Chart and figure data
-=-=-
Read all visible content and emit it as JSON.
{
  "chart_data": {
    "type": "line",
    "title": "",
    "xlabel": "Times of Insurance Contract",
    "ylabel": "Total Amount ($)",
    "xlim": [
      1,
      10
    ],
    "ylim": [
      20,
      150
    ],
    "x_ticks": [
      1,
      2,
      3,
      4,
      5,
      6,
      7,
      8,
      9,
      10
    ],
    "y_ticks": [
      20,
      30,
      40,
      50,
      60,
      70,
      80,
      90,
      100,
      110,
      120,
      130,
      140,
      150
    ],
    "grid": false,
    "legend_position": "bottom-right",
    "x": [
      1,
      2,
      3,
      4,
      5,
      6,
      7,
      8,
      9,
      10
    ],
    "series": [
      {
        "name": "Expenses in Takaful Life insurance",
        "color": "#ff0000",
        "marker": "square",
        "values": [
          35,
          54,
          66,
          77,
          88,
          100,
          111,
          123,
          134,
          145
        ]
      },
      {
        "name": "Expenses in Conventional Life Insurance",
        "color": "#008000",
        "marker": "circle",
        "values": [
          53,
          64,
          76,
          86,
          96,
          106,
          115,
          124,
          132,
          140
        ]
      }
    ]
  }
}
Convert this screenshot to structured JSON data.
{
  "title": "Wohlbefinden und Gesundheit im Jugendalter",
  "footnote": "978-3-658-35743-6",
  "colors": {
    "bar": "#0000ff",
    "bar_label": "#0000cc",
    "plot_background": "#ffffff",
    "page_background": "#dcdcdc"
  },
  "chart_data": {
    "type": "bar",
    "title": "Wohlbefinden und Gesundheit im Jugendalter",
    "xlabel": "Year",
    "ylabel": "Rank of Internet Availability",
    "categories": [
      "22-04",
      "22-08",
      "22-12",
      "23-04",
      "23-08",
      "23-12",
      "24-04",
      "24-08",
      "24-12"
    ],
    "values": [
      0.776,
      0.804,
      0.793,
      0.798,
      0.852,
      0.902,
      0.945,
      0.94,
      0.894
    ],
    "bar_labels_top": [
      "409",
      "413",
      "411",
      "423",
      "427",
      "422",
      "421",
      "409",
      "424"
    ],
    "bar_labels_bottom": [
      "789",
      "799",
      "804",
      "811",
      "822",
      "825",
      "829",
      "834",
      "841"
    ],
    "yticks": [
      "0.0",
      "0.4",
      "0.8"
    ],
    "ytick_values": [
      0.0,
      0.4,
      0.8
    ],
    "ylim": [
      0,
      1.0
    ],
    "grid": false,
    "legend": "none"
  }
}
-=-=-
**To do**
Take every line from the records above that has the word "Wohlbefinden" and copy it.

**Answer to this task**
  "title": "Wohlbefinden und Gesundheit im Jugendalter",
    "title": "Wohlbefinden und Gesundheit im Jugendalter",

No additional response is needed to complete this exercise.